▶ WHAT IS EXPECTED
Gather up all lines that carry the word "most".

-------- PROVIDED MATERIAL

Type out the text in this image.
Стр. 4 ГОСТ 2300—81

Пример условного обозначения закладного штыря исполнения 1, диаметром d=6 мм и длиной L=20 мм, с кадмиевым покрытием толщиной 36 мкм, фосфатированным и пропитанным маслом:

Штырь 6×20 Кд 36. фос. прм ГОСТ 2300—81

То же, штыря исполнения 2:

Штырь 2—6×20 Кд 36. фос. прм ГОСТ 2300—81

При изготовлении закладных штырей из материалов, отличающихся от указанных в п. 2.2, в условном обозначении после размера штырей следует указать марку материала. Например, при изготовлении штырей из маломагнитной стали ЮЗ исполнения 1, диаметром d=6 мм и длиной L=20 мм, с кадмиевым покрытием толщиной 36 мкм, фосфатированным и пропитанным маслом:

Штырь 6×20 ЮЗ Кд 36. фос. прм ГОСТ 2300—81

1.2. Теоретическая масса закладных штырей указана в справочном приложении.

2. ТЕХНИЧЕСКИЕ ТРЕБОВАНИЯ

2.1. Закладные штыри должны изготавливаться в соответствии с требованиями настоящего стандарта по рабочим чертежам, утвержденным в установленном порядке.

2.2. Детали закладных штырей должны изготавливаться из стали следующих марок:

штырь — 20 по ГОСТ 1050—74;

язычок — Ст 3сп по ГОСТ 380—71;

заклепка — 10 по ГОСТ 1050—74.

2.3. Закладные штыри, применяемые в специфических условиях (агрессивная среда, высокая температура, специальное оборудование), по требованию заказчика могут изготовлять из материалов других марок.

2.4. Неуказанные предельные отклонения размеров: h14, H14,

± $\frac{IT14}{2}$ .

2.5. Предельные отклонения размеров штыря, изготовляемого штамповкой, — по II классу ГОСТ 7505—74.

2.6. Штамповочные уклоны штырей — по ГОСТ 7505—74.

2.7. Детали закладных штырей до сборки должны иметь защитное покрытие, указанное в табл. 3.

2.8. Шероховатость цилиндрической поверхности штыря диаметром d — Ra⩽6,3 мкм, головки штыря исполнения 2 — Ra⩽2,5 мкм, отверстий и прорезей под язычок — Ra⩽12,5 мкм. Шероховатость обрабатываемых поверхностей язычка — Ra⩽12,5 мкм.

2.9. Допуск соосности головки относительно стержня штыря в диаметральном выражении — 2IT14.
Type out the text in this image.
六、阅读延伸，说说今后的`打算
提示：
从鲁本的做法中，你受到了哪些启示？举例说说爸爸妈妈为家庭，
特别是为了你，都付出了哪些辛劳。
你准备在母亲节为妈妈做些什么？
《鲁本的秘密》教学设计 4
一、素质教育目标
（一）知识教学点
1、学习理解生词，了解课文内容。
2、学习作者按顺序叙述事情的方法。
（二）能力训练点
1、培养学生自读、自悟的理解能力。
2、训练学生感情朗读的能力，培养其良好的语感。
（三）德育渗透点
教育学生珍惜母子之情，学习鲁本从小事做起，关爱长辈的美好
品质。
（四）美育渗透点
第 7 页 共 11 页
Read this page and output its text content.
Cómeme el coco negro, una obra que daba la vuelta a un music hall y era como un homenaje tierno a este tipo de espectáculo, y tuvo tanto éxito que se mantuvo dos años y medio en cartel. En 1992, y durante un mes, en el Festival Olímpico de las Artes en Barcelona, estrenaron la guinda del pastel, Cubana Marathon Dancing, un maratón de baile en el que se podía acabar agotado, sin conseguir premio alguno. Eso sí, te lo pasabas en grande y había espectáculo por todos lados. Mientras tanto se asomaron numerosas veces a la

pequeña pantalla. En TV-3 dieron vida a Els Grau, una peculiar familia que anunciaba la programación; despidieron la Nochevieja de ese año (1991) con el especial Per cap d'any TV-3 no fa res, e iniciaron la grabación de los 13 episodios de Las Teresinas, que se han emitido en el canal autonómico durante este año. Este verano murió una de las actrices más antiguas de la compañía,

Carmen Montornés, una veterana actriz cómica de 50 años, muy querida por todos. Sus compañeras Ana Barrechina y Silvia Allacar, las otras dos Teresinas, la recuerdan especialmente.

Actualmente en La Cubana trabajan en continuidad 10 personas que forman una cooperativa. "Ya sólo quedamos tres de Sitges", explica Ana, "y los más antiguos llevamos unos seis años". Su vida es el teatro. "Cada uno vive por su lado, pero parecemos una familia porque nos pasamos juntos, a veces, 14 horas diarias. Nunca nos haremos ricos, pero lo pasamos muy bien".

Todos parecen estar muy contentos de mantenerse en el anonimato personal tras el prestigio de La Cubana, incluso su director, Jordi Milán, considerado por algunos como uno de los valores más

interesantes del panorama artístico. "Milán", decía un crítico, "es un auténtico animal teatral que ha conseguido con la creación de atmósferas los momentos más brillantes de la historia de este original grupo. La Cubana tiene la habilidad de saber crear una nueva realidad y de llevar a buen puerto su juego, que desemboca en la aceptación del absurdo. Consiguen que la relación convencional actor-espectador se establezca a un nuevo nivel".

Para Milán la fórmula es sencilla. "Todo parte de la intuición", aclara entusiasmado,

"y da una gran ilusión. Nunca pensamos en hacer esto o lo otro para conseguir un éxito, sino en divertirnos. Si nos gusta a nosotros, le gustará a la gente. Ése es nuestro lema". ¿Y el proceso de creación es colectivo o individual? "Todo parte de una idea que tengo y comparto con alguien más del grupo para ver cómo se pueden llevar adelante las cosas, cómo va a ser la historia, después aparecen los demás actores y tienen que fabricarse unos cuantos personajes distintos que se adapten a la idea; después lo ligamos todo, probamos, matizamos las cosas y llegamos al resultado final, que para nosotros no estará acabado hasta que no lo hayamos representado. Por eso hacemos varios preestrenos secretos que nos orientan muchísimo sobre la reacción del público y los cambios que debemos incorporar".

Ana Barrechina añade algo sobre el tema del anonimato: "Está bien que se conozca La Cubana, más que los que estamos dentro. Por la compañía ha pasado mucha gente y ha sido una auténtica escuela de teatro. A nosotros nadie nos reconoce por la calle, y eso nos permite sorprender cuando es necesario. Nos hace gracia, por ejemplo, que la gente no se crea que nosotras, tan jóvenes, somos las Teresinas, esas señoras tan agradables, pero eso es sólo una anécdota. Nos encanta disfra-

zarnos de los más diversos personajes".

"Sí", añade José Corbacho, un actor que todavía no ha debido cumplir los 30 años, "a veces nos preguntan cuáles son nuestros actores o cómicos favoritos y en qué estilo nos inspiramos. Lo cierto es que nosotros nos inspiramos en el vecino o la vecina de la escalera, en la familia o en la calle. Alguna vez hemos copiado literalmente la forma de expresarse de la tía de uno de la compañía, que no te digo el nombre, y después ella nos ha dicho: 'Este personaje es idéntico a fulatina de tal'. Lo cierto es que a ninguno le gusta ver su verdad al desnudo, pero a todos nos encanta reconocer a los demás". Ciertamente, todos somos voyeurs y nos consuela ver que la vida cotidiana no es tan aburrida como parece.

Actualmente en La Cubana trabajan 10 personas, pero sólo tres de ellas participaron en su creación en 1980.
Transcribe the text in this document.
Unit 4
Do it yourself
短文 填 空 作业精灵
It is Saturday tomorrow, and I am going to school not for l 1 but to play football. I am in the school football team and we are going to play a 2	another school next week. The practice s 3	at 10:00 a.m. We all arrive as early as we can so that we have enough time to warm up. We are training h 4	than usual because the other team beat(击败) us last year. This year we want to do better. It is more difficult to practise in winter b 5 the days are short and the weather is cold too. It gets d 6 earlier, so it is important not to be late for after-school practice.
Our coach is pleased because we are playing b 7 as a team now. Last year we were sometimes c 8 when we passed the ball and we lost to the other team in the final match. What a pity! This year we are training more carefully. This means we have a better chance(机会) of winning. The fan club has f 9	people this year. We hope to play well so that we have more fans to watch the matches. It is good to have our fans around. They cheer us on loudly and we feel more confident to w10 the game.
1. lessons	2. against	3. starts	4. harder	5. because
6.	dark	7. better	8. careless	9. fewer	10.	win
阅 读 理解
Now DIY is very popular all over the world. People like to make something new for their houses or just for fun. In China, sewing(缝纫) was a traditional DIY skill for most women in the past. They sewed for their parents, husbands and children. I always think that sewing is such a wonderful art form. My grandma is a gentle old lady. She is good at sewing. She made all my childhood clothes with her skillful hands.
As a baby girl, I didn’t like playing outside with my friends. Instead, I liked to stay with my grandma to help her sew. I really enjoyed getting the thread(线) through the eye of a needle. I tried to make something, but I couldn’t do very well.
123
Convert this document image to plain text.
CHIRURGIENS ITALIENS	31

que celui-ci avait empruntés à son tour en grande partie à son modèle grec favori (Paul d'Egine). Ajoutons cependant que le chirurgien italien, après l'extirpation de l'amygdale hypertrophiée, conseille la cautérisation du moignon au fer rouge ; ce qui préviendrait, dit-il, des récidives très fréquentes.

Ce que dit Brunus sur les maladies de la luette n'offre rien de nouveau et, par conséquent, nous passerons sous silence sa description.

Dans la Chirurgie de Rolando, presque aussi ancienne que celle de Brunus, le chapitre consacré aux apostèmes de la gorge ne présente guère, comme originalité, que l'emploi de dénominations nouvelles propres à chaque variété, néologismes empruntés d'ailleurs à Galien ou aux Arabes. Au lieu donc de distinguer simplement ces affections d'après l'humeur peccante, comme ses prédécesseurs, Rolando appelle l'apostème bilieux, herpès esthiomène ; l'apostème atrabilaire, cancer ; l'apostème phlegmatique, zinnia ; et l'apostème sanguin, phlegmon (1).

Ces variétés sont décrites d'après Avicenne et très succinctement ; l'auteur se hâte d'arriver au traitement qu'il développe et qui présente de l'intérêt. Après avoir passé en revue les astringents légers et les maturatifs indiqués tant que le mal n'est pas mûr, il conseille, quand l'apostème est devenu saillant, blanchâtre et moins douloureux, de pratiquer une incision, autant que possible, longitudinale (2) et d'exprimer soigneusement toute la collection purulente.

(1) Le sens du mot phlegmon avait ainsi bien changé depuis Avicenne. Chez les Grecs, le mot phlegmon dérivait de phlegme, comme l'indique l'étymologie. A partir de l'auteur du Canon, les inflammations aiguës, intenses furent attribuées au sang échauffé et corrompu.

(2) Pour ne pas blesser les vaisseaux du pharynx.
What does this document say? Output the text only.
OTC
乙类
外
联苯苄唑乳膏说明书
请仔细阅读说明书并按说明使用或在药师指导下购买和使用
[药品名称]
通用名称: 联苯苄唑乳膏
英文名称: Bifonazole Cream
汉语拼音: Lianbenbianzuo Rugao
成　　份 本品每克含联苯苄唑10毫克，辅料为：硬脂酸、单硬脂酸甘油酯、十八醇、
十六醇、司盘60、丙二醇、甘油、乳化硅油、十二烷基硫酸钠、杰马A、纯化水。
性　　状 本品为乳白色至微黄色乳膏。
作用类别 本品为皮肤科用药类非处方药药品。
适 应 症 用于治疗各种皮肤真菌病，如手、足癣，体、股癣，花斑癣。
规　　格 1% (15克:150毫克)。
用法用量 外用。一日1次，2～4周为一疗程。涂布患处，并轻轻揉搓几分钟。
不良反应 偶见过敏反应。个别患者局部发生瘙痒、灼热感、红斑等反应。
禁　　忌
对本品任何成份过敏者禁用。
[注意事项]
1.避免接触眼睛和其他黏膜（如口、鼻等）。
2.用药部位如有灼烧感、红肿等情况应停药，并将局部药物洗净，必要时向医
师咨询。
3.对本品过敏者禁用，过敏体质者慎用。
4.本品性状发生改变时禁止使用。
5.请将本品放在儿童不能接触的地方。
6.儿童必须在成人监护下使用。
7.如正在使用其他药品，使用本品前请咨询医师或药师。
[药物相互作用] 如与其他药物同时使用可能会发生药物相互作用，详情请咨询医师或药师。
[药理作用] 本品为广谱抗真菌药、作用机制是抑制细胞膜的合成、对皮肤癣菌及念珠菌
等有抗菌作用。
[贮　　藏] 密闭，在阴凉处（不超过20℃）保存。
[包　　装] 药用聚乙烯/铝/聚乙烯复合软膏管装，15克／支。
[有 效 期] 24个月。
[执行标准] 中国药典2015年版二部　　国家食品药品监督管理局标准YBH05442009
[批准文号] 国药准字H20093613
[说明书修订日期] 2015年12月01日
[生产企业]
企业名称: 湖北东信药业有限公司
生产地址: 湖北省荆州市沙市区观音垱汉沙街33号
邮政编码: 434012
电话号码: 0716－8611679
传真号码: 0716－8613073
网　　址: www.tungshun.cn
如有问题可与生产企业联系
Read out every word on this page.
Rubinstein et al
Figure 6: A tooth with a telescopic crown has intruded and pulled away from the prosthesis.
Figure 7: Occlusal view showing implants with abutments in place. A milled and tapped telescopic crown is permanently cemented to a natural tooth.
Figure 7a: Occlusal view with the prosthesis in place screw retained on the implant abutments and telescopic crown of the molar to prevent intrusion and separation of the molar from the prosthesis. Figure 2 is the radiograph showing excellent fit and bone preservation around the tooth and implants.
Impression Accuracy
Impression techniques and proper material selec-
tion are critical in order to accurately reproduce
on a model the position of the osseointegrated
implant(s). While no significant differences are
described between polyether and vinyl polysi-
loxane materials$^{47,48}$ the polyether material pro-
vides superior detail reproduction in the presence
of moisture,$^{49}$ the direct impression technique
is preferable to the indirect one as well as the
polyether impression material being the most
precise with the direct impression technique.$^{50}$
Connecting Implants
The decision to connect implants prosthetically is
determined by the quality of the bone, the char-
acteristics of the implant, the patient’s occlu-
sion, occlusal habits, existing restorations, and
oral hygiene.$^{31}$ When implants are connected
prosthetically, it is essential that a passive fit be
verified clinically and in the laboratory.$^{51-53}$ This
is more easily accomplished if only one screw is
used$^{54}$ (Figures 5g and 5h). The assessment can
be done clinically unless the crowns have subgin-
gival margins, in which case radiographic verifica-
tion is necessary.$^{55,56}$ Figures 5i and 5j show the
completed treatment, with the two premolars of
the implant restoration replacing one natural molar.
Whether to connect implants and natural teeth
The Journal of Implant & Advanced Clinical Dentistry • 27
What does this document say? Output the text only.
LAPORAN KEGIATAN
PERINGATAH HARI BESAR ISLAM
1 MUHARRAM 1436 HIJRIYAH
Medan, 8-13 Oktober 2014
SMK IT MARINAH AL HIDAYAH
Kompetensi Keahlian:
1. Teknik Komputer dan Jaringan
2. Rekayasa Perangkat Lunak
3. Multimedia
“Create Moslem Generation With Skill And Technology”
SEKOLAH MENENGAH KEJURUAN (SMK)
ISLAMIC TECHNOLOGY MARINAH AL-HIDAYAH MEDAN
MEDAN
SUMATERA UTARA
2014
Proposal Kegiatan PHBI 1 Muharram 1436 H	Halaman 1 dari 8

----------------

▶ SOLUTION BELOW
Now DIY is very popular all over the world. People like to make something new for their houses or just for fun. In China, sewing(缝纫) was a traditional DIY skill for most women in the past. They sewed for their parents, husbands and children. I always think that sewing is such a wonderful art form. My grandma is a gentle old lady. She is good at sewing. She made all my childhood clothes with her skillful hands.
polyether impression material being the most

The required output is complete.